Problem description: Lines containing the string "trend" are to be counted; report the total by itself.

== Data for processing ==

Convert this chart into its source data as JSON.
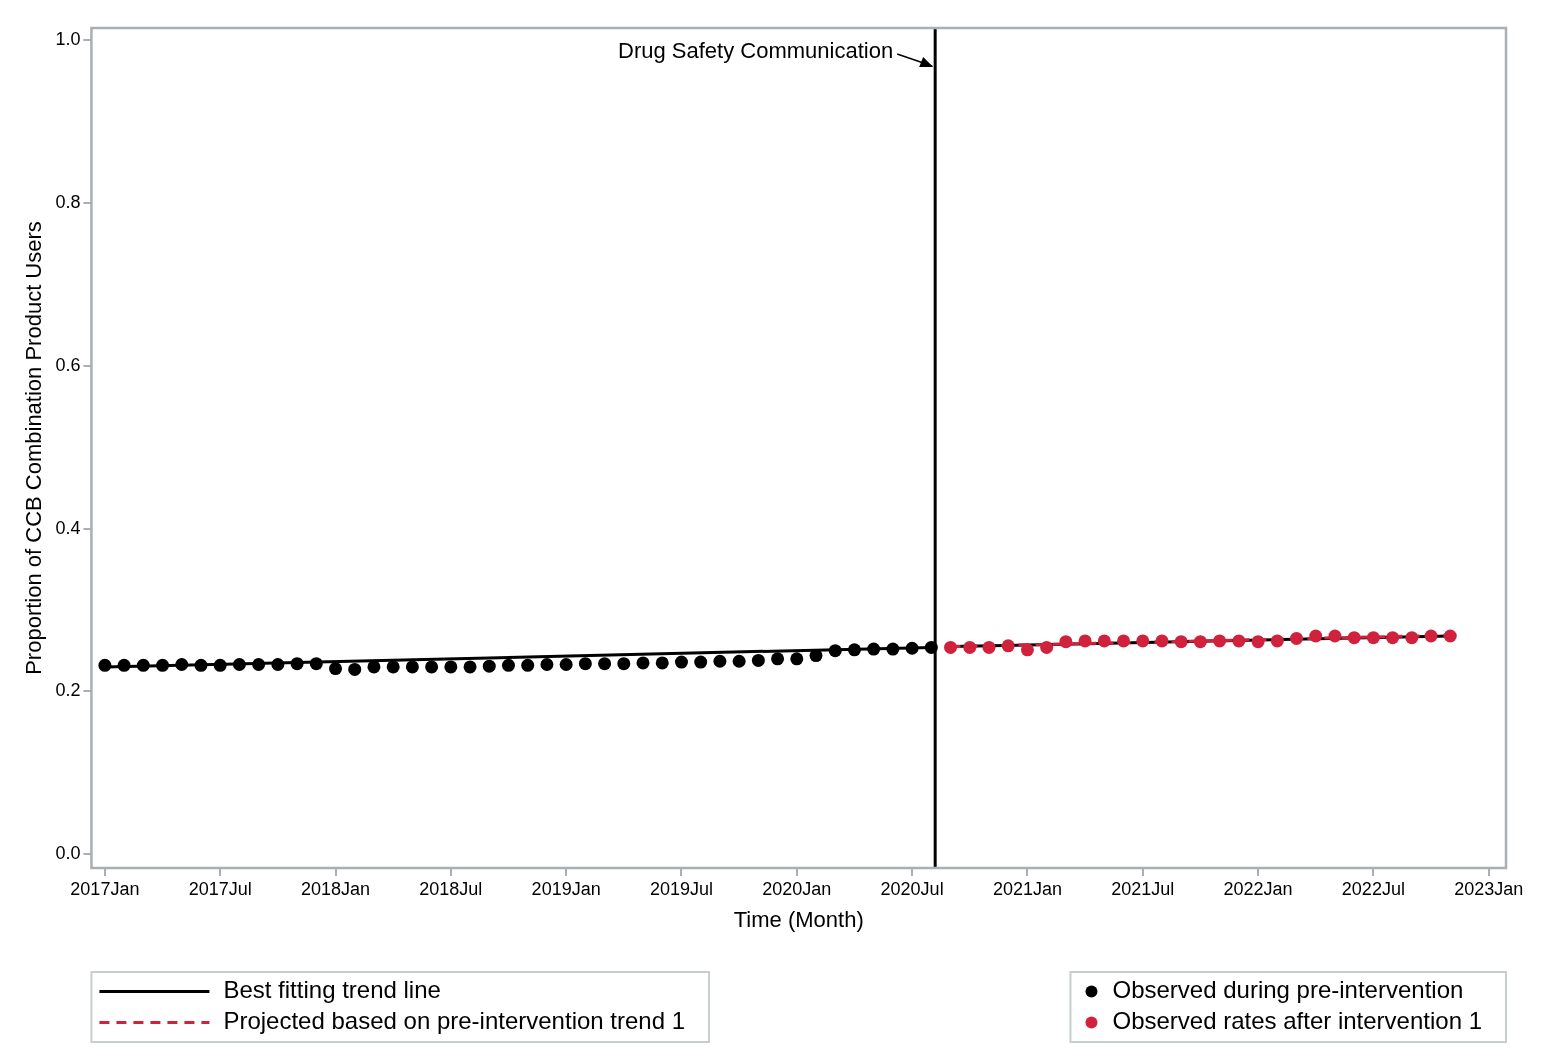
{
  "chart_data": {
    "type": "scatter",
    "xlabel": "Time (Month)",
    "ylabel": "Proportion of CCB Combination Product Users",
    "xlim": [
      "2016-12-10",
      "2023-01-28"
    ],
    "ylim": [
      -0.017,
      1.015
    ],
    "xticks": [
      {
        "value": "2017-01",
        "label": "2017Jan"
      },
      {
        "value": "2017-07",
        "label": "2017Jul"
      },
      {
        "value": "2018-01",
        "label": "2018Jan"
      },
      {
        "value": "2018-07",
        "label": "2018Jul"
      },
      {
        "value": "2019-01",
        "label": "2019Jan"
      },
      {
        "value": "2019-07",
        "label": "2019Jul"
      },
      {
        "value": "2020-01",
        "label": "2020Jan"
      },
      {
        "value": "2020-07",
        "label": "2020Jul"
      },
      {
        "value": "2021-01",
        "label": "2021Jan"
      },
      {
        "value": "2021-07",
        "label": "2021Jul"
      },
      {
        "value": "2022-01",
        "label": "2022Jan"
      },
      {
        "value": "2022-07",
        "label": "2022Jul"
      },
      {
        "value": "2023-01",
        "label": "2023Jan"
      }
    ],
    "yticks": [
      {
        "value": 0,
        "label": "0.0"
      },
      0.2,
      0.4,
      0.6,
      0.8,
      {
        "value": 1,
        "label": "1.0"
      }
    ],
    "grid": false,
    "legend": "bottom",
    "ref_lines": [
      {
        "axis": "x",
        "value": "2020-08-07",
        "label": "Drug Safety Communication",
        "color": "#000000"
      }
    ],
    "series": [
      {
        "name": "Best fitting trend line",
        "type": "line",
        "marker": "none",
        "line_style": "solid",
        "color": "#000000",
        "x": [
          "2017-01",
          "2020-08"
        ],
        "values": [
          0.23,
          0.254
        ]
      },
      {
        "name": "Projected based on pre-intervention trend 1",
        "type": "line",
        "marker": "none",
        "line_style": "dashed",
        "color": "#d0223d",
        "x": [
          "2020-09",
          "2022-11"
        ],
        "values": [
          0.255,
          0.269
        ]
      },
      {
        "name": "Observed during pre-intervention",
        "marker": "circle",
        "color": "#000000",
        "x": [
          "2017-01",
          "2017-02",
          "2017-03",
          "2017-04",
          "2017-05",
          "2017-06",
          "2017-07",
          "2017-08",
          "2017-09",
          "2017-10",
          "2017-11",
          "2017-12",
          "2018-01",
          "2018-02",
          "2018-03",
          "2018-04",
          "2018-05",
          "2018-06",
          "2018-07",
          "2018-08",
          "2018-09",
          "2018-10",
          "2018-11",
          "2018-12",
          "2019-01",
          "2019-02",
          "2019-03",
          "2019-04",
          "2019-05",
          "2019-06",
          "2019-07",
          "2019-08",
          "2019-09",
          "2019-10",
          "2019-11",
          "2019-12",
          "2020-01",
          "2020-02",
          "2020-03",
          "2020-04",
          "2020-05",
          "2020-06",
          "2020-07",
          "2020-08"
        ],
        "values": [
          0.232,
          0.232,
          0.232,
          0.232,
          0.233,
          0.232,
          0.232,
          0.233,
          0.233,
          0.233,
          0.234,
          0.234,
          0.228,
          0.227,
          0.23,
          0.23,
          0.23,
          0.23,
          0.23,
          0.23,
          0.231,
          0.232,
          0.232,
          0.233,
          0.233,
          0.234,
          0.234,
          0.234,
          0.235,
          0.235,
          0.236,
          0.236,
          0.237,
          0.237,
          0.238,
          0.24,
          0.24,
          0.244,
          0.25,
          0.251,
          0.252,
          0.252,
          0.253,
          0.254
        ]
      },
      {
        "name": "Observed rates after intervention 1",
        "marker": "circle",
        "color": "#d0223d",
        "x": [
          "2020-09",
          "2020-10",
          "2020-11",
          "2020-12",
          "2021-01",
          "2021-02",
          "2021-03",
          "2021-04",
          "2021-05",
          "2021-06",
          "2021-07",
          "2021-08",
          "2021-09",
          "2021-10",
          "2021-11",
          "2021-12",
          "2022-01",
          "2022-02",
          "2022-03",
          "2022-04",
          "2022-05",
          "2022-06",
          "2022-07",
          "2022-08",
          "2022-09",
          "2022-10",
          "2022-11"
        ],
        "values": [
          0.254,
          0.254,
          0.254,
          0.256,
          0.251,
          0.254,
          0.261,
          0.262,
          0.262,
          0.262,
          0.262,
          0.262,
          0.261,
          0.261,
          0.262,
          0.262,
          0.261,
          0.262,
          0.265,
          0.268,
          0.268,
          0.266,
          0.266,
          0.266,
          0.266,
          0.268,
          0.268
        ]
      },
      {
        "type": "line",
        "marker": "none",
        "line_style": "solid",
        "color": "#000000",
        "x": [
          "2020-09",
          "2022-11"
        ],
        "values": [
          0.255,
          0.268
        ]
      }
    ]
  }
}
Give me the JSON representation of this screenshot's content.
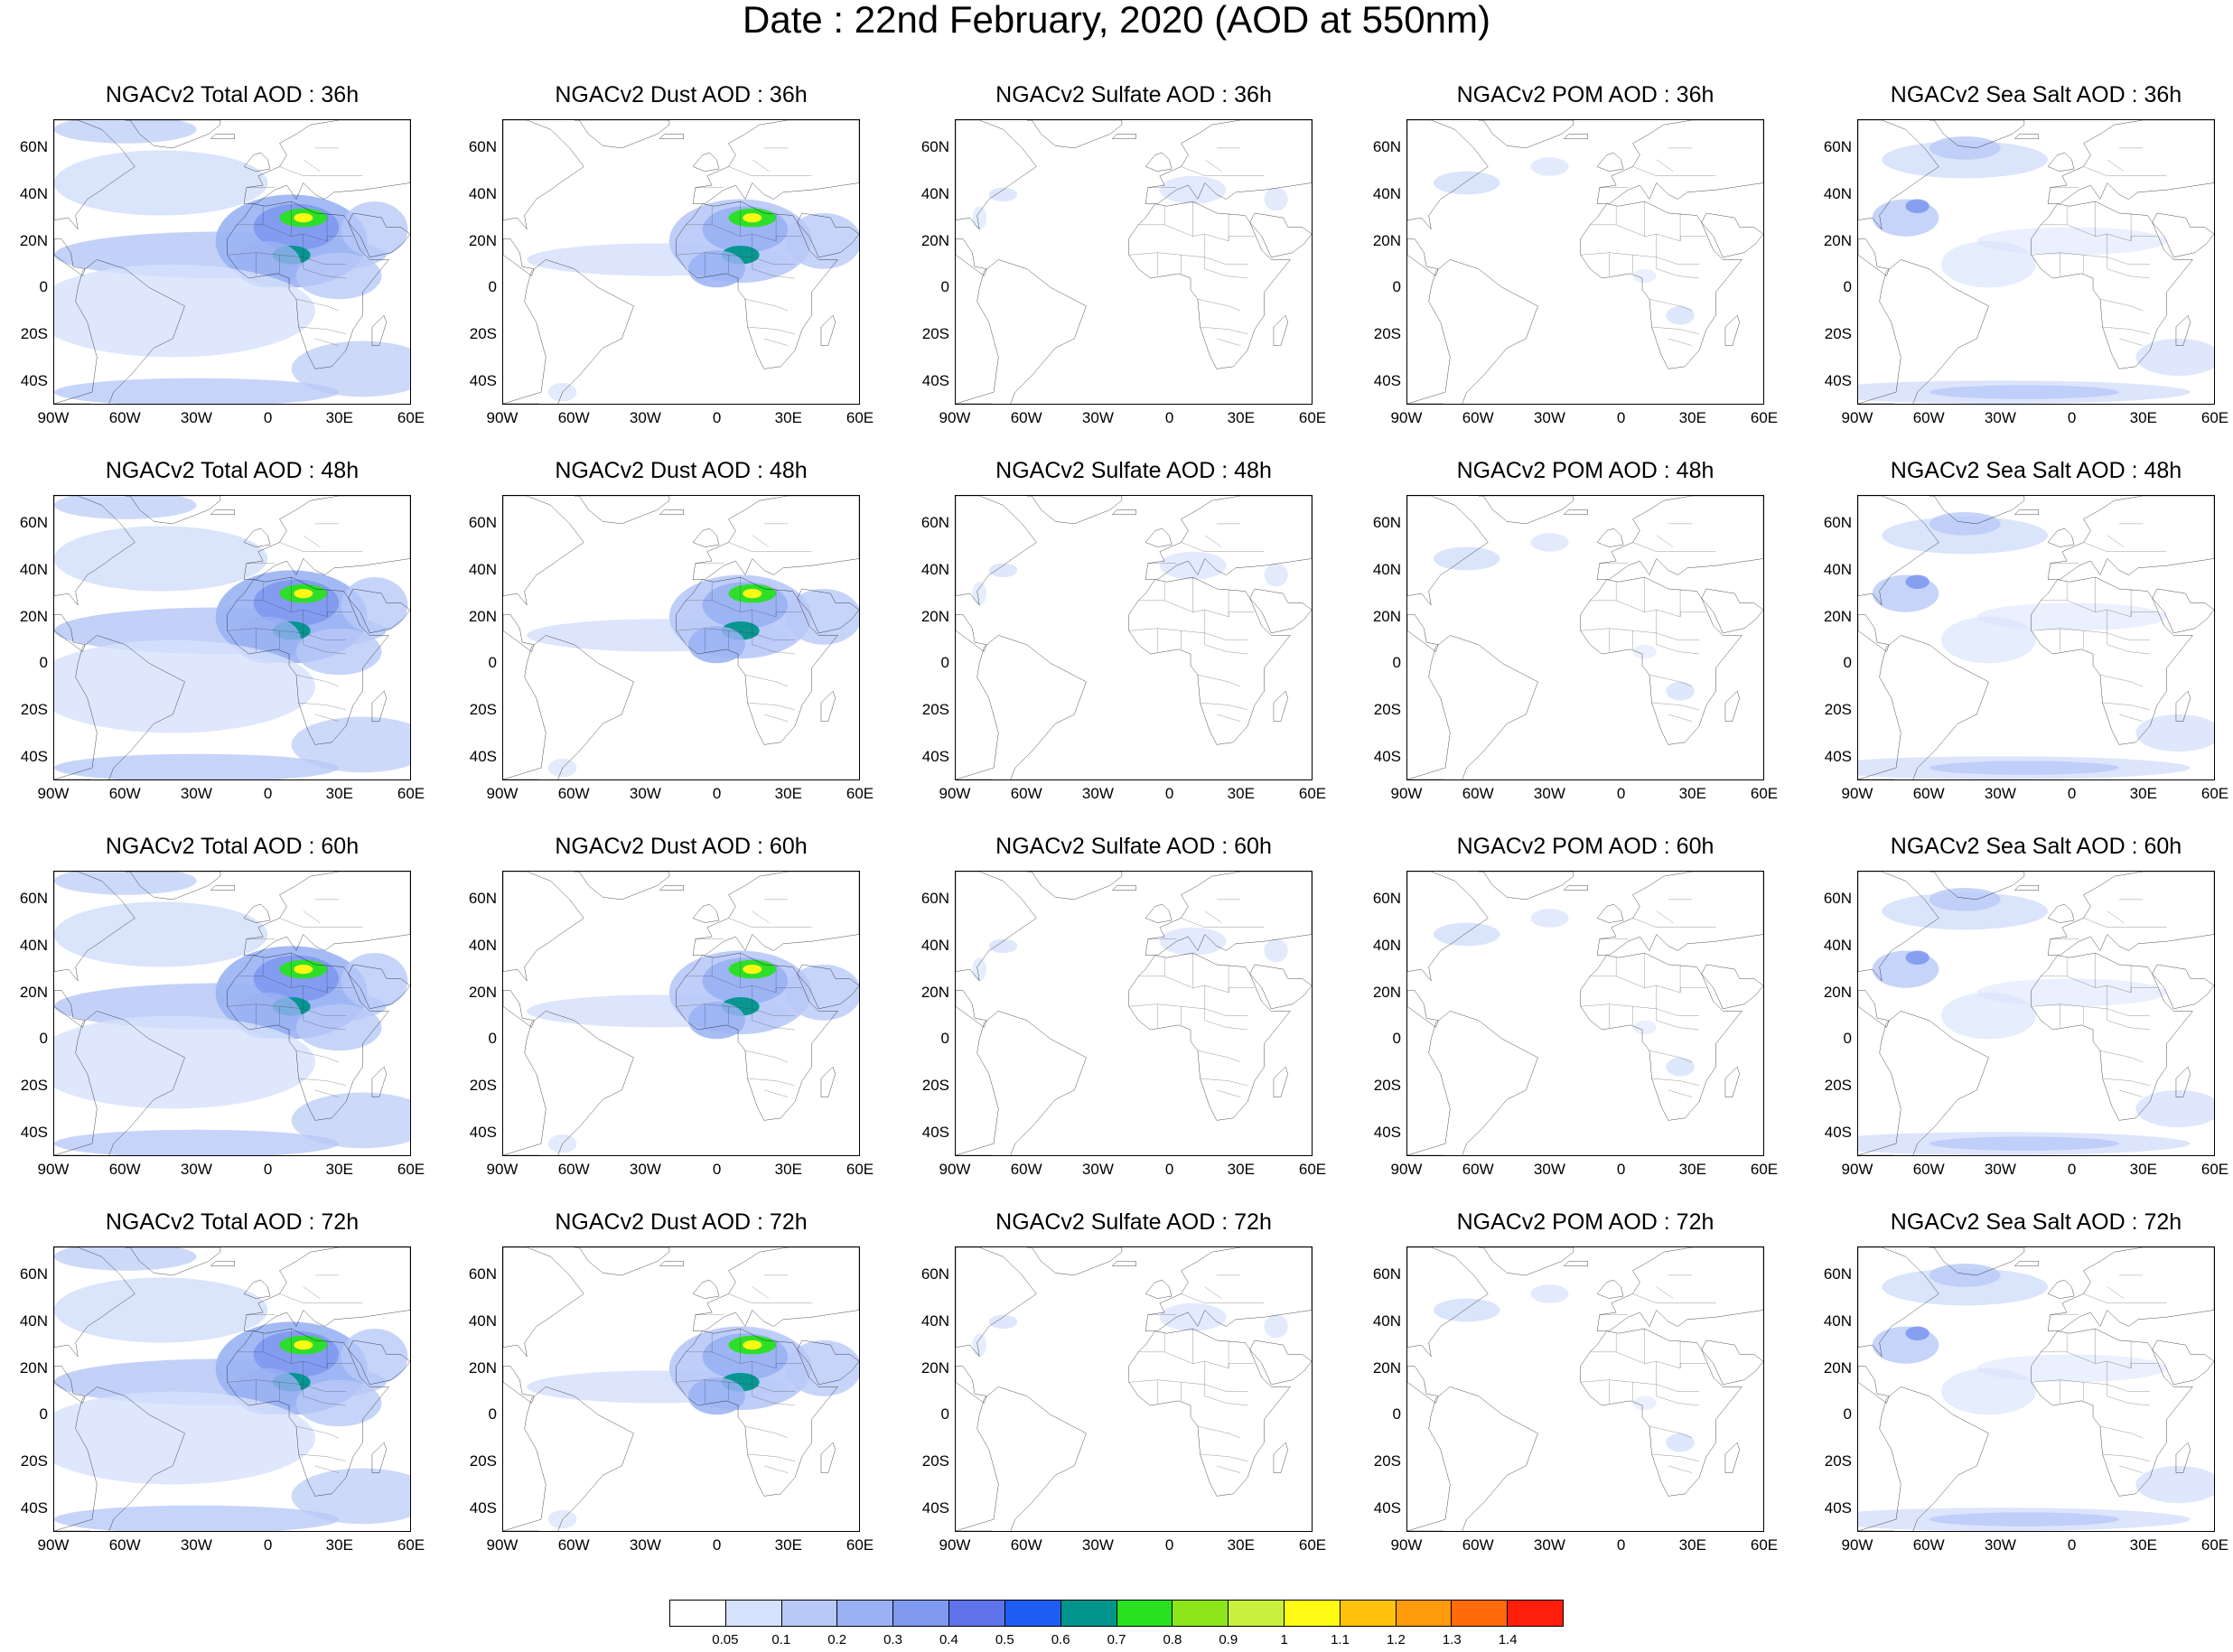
{
  "title": "Date : 22nd February, 2020 (AOD at 550nm)",
  "rows": [
    {
      "panels": [
        {
          "title": "NGACv2 Total AOD : 36h",
          "species": "total"
        },
        {
          "title": "NGACv2 Dust AOD : 36h",
          "species": "dust"
        },
        {
          "title": "NGACv2 Sulfate AOD : 36h",
          "species": "sulfate"
        },
        {
          "title": "NGACv2 POM AOD : 36h",
          "species": "pom"
        },
        {
          "title": "NGACv2 Sea Salt AOD : 36h",
          "species": "seasalt"
        }
      ]
    },
    {
      "panels": [
        {
          "title": "NGACv2 Total AOD : 48h",
          "species": "total"
        },
        {
          "title": "NGACv2 Dust AOD : 48h",
          "species": "dust"
        },
        {
          "title": "NGACv2 Sulfate AOD : 48h",
          "species": "sulfate"
        },
        {
          "title": "NGACv2 POM AOD : 48h",
          "species": "pom"
        },
        {
          "title": "NGACv2 Sea Salt AOD : 48h",
          "species": "seasalt"
        }
      ]
    },
    {
      "panels": [
        {
          "title": "NGACv2 Total AOD : 60h",
          "species": "total"
        },
        {
          "title": "NGACv2 Dust AOD : 60h",
          "species": "dust"
        },
        {
          "title": "NGACv2 Sulfate AOD : 60h",
          "species": "sulfate"
        },
        {
          "title": "NGACv2 POM AOD : 60h",
          "species": "pom"
        },
        {
          "title": "NGACv2 Sea Salt AOD : 60h",
          "species": "seasalt"
        }
      ]
    },
    {
      "panels": [
        {
          "title": "NGACv2 Total AOD : 72h",
          "species": "total"
        },
        {
          "title": "NGACv2 Dust AOD : 72h",
          "species": "dust"
        },
        {
          "title": "NGACv2 Sulfate AOD : 72h",
          "species": "sulfate"
        },
        {
          "title": "NGACv2 POM AOD : 72h",
          "species": "pom"
        },
        {
          "title": "NGACv2 Sea Salt  AOD : 72h",
          "species": "seasalt"
        }
      ]
    }
  ],
  "lat_labels": [
    "60N",
    "40N",
    "20N",
    "0",
    "20S",
    "40S"
  ],
  "lon_labels": [
    "90W",
    "60W",
    "30W",
    "0",
    "30E",
    "60E"
  ],
  "colorbar": {
    "labels": [
      "0.05",
      "0.1",
      "0.2",
      "0.3",
      "0.4",
      "0.5",
      "0.6",
      "0.7",
      "0.8",
      "0.9",
      "1",
      "1.1",
      "1.2",
      "1.3",
      "1.4"
    ],
    "colors": [
      "#ffffff",
      "#d6e1fb",
      "#b8c9f7",
      "#9ab2f3",
      "#7e99ef",
      "#5f73ea",
      "#1f5cf2",
      "#00948c",
      "#28e11f",
      "#8ce61a",
      "#c8f03c",
      "#fffa14",
      "#ffc30c",
      "#ff9a0a",
      "#ff6a0a",
      "#ff1e0a"
    ]
  }
}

===

Task response: 2